Please transcribe the records precisely; pictures stay out of your copy.

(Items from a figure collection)
"""
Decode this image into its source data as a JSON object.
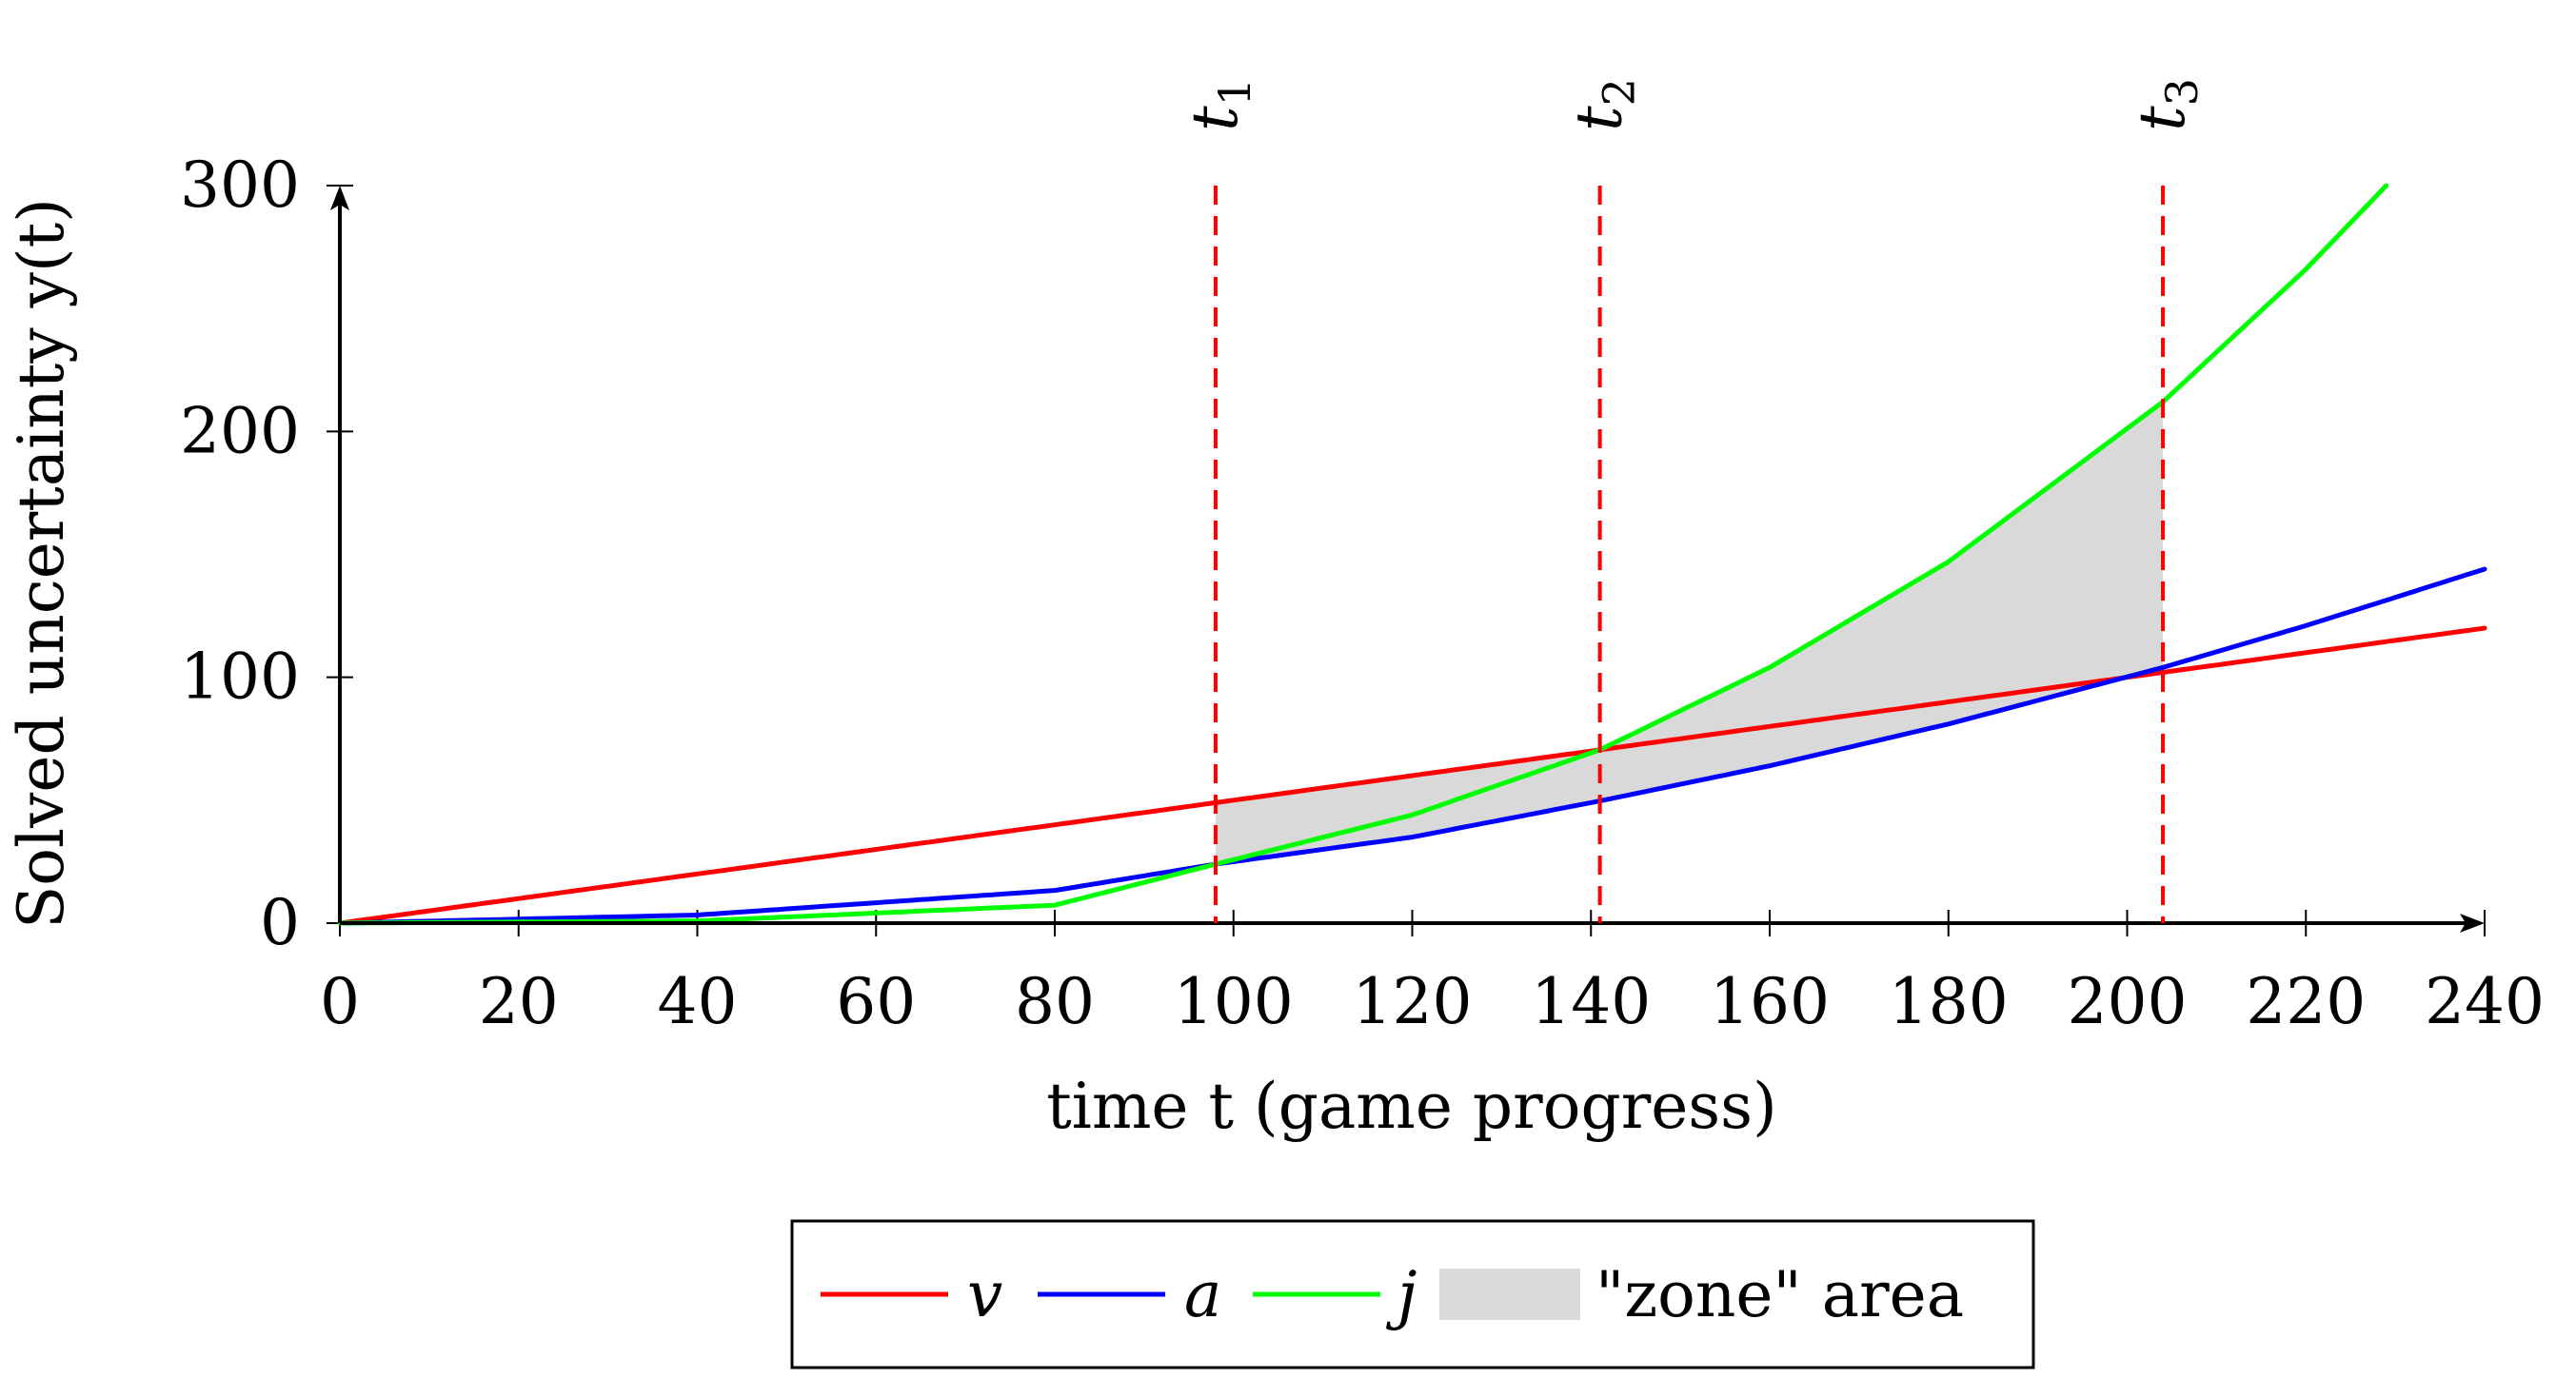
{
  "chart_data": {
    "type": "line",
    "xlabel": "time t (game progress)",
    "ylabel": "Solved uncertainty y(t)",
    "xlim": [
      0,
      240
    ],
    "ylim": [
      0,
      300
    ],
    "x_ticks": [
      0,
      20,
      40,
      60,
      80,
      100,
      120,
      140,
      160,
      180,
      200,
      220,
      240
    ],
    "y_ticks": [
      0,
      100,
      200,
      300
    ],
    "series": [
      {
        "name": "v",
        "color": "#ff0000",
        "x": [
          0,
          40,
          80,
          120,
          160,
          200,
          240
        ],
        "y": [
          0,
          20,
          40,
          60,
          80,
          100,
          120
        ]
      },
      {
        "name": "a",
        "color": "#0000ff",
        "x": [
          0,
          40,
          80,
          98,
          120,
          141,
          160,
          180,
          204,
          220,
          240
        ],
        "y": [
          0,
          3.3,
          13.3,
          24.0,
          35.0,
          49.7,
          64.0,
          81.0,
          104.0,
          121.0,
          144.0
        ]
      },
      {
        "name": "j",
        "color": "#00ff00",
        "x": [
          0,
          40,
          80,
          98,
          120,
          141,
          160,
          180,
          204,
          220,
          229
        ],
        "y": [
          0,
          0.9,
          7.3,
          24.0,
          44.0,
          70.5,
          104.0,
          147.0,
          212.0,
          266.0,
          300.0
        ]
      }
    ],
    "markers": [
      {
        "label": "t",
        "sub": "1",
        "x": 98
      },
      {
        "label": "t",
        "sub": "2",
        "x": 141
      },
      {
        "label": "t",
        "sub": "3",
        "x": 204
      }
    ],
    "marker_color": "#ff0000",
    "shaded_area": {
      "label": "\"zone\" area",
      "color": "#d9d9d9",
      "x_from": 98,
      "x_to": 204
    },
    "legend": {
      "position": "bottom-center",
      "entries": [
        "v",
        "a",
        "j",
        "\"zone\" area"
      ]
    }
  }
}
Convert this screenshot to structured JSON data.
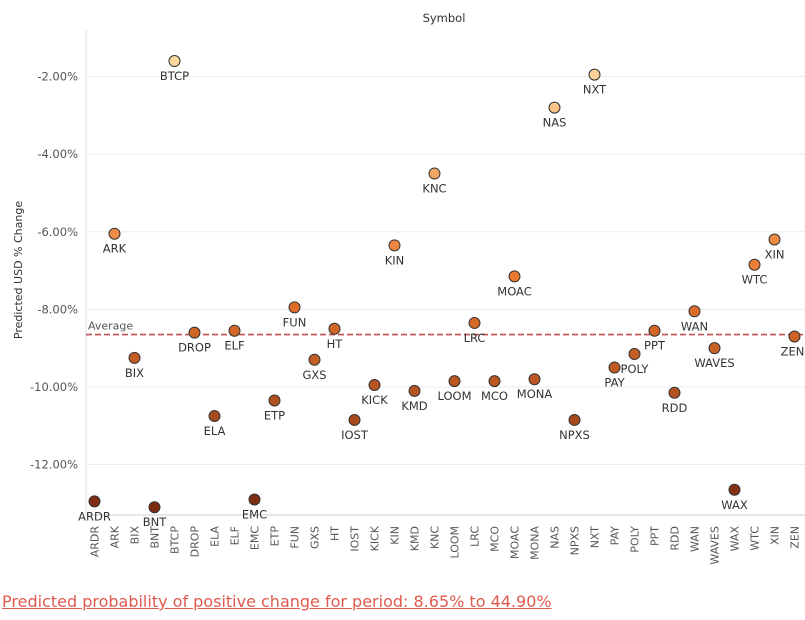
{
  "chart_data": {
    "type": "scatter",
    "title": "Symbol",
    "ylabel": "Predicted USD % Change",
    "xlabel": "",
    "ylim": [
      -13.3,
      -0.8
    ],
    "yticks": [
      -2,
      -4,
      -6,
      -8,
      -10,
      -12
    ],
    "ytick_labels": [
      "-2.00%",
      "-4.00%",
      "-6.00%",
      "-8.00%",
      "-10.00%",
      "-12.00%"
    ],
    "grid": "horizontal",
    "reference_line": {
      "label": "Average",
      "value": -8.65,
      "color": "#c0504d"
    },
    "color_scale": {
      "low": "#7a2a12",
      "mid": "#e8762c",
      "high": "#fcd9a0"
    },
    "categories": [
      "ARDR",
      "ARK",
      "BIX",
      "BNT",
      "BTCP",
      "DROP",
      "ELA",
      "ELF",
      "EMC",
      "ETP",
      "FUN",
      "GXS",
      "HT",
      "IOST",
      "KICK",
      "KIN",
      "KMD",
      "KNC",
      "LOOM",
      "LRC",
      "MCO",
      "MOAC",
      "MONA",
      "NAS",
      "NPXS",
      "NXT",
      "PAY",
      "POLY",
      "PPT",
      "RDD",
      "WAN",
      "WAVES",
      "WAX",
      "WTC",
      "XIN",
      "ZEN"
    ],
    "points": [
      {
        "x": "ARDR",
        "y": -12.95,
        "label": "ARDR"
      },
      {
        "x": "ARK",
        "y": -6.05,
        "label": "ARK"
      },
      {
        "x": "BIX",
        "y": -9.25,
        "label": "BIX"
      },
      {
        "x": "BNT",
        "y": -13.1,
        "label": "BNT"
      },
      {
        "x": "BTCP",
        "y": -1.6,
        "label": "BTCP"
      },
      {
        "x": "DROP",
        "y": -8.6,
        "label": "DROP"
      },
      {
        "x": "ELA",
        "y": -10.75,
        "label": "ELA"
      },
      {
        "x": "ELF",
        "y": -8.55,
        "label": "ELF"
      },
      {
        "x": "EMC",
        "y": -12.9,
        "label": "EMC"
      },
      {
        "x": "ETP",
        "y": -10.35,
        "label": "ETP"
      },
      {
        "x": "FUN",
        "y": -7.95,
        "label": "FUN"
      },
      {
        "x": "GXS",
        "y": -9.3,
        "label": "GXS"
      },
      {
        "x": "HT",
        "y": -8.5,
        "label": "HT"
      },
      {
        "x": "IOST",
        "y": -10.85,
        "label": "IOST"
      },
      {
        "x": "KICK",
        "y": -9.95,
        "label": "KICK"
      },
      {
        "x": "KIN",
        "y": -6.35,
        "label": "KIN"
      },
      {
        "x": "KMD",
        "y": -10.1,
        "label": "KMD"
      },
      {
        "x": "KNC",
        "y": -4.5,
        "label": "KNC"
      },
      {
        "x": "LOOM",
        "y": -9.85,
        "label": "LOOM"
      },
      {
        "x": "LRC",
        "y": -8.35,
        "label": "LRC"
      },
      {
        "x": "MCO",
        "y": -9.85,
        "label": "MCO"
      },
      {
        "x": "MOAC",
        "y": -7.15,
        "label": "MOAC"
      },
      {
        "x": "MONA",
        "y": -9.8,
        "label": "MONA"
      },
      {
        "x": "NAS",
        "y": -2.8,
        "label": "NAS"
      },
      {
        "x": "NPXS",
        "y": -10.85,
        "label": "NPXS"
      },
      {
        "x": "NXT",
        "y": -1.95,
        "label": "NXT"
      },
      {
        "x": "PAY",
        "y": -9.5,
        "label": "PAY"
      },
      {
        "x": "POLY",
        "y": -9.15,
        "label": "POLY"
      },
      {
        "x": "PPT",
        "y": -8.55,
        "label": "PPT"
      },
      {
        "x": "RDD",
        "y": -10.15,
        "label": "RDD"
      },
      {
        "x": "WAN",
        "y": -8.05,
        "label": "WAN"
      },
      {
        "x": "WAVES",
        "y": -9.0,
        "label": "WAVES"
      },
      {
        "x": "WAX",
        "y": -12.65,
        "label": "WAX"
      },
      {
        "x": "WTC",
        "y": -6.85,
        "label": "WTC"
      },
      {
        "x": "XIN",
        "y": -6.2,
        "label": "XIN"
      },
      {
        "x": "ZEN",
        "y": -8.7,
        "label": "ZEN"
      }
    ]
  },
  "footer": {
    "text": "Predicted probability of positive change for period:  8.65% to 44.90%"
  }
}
"""
**EXPECTED ANSWER:**
Decode this image into its source data as a JSON object.
{
  "chart_data": {
    "type": "line",
    "xlabel": "time t (game progress)",
    "ylabel": "Solved uncertainty y(t)",
    "xlim": [
      0,
      240
    ],
    "ylim": [
      0,
      300
    ],
    "x_ticks": [
      0,
      20,
      40,
      60,
      80,
      100,
      120,
      140,
      160,
      180,
      200,
      220,
      240
    ],
    "y_ticks": [
      0,
      100,
      200,
      300
    ],
    "series": [
      {
        "name": "v",
        "color": "#ff0000",
        "x": [
          0,
          40,
          80,
          120,
          160,
          200,
          240
        ],
        "y": [
          0,
          20,
          40,
          60,
          80,
          100,
          120
        ]
      },
      {
        "name": "a",
        "color": "#0000ff",
        "x": [
          0,
          40,
          80,
          98,
          120,
          141,
          160,
          180,
          204,
          220,
          240
        ],
        "y": [
          0,
          3.3,
          13.3,
          24.0,
          35.0,
          49.7,
          64.0,
          81.0,
          104.0,
          121.0,
          144.0
        ]
      },
      {
        "name": "j",
        "color": "#00ff00",
        "x": [
          0,
          40,
          80,
          98,
          120,
          141,
          160,
          180,
          204,
          220,
          229
        ],
        "y": [
          0,
          0.9,
          7.3,
          24.0,
          44.0,
          70.5,
          104.0,
          147.0,
          212.0,
          266.0,
          300.0
        ]
      }
    ],
    "markers": [
      {
        "label": "t",
        "sub": "1",
        "x": 98
      },
      {
        "label": "t",
        "sub": "2",
        "x": 141
      },
      {
        "label": "t",
        "sub": "3",
        "x": 204
      }
    ],
    "marker_color": "#ff0000",
    "shaded_area": {
      "label": "\"zone\" area",
      "color": "#d9d9d9",
      "x_from": 98,
      "x_to": 204
    },
    "legend": {
      "position": "bottom-center",
      "entries": [
        "v",
        "a",
        "j",
        "\"zone\" area"
      ]
    }
  }
}
Convert this screenshot to structured JSON data.
{
  "chart_data": {
    "type": "scatter",
    "title": "Symbol",
    "ylabel": "Predicted USD % Change",
    "xlabel": "",
    "ylim": [
      -13.3,
      -0.8
    ],
    "yticks": [
      -2,
      -4,
      -6,
      -8,
      -10,
      -12
    ],
    "ytick_labels": [
      "-2.00%",
      "-4.00%",
      "-6.00%",
      "-8.00%",
      "-10.00%",
      "-12.00%"
    ],
    "grid": "horizontal",
    "reference_line": {
      "label": "Average",
      "value": -8.65,
      "color": "#c0504d"
    },
    "color_scale": {
      "low": "#7a2a12",
      "mid": "#e8762c",
      "high": "#fcd9a0"
    },
    "categories": [
      "ARDR",
      "ARK",
      "BIX",
      "BNT",
      "BTCP",
      "DROP",
      "ELA",
      "ELF",
      "EMC",
      "ETP",
      "FUN",
      "GXS",
      "HT",
      "IOST",
      "KICK",
      "KIN",
      "KMD",
      "KNC",
      "LOOM",
      "LRC",
      "MCO",
      "MOAC",
      "MONA",
      "NAS",
      "NPXS",
      "NXT",
      "PAY",
      "POLY",
      "PPT",
      "RDD",
      "WAN",
      "WAVES",
      "WAX",
      "WTC",
      "XIN",
      "ZEN"
    ],
    "points": [
      {
        "x": "ARDR",
        "y": -12.95,
        "label": "ARDR"
      },
      {
        "x": "ARK",
        "y": -6.05,
        "label": "ARK"
      },
      {
        "x": "BIX",
        "y": -9.25,
        "label": "BIX"
      },
      {
        "x": "BNT",
        "y": -13.1,
        "label": "BNT"
      },
      {
        "x": "BTCP",
        "y": -1.6,
        "label": "BTCP"
      },
      {
        "x": "DROP",
        "y": -8.6,
        "label": "DROP"
      },
      {
        "x": "ELA",
        "y": -10.75,
        "label": "ELA"
      },
      {
        "x": "ELF",
        "y": -8.55,
        "label": "ELF"
      },
      {
        "x": "EMC",
        "y": -12.9,
        "label": "EMC"
      },
      {
        "x": "ETP",
        "y": -10.35,
        "label": "ETP"
      },
      {
        "x": "FUN",
        "y": -7.95,
        "label": "FUN"
      },
      {
        "x": "GXS",
        "y": -9.3,
        "label": "GXS"
      },
      {
        "x": "HT",
        "y": -8.5,
        "label": "HT"
      },
      {
        "x": "IOST",
        "y": -10.85,
        "label": "IOST"
      },
      {
        "x": "KICK",
        "y": -9.95,
        "label": "KICK"
      },
      {
        "x": "KIN",
        "y": -6.35,
        "label": "KIN"
      },
      {
        "x": "KMD",
        "y": -10.1,
        "label": "KMD"
      },
      {
        "x": "KNC",
        "y": -4.5,
        "label": "KNC"
      },
      {
        "x": "LOOM",
        "y": -9.85,
        "label": "LOOM"
      },
      {
        "x": "LRC",
        "y": -8.35,
        "label": "LRC"
      },
      {
        "x": "MCO",
        "y": -9.85,
        "label": "MCO"
      },
      {
        "x": "MOAC",
        "y": -7.15,
        "label": "MOAC"
      },
      {
        "x": "MONA",
        "y": -9.8,
        "label": "MONA"
      },
      {
        "x": "NAS",
        "y": -2.8,
        "label": "NAS"
      },
      {
        "x": "NPXS",
        "y": -10.85,
        "label": "NPXS"
      },
      {
        "x": "NXT",
        "y": -1.95,
        "label": "NXT"
      },
      {
        "x": "PAY",
        "y": -9.5,
        "label": "PAY"
      },
      {
        "x": "POLY",
        "y": -9.15,
        "label": "POLY"
      },
      {
        "x": "PPT",
        "y": -8.55,
        "label": "PPT"
      },
      {
        "x": "RDD",
        "y": -10.15,
        "label": "RDD"
      },
      {
        "x": "WAN",
        "y": -8.05,
        "label": "WAN"
      },
      {
        "x": "WAVES",
        "y": -9.0,
        "label": "WAVES"
      },
      {
        "x": "WAX",
        "y": -12.65,
        "label": "WAX"
      },
      {
        "x": "WTC",
        "y": -6.85,
        "label": "WTC"
      },
      {
        "x": "XIN",
        "y": -6.2,
        "label": "XIN"
      },
      {
        "x": "ZEN",
        "y": -8.7,
        "label": "ZEN"
      }
    ]
  },
  "footer": {
    "text": "Predicted probability of positive change for period:  8.65% to 44.90%"
  }
}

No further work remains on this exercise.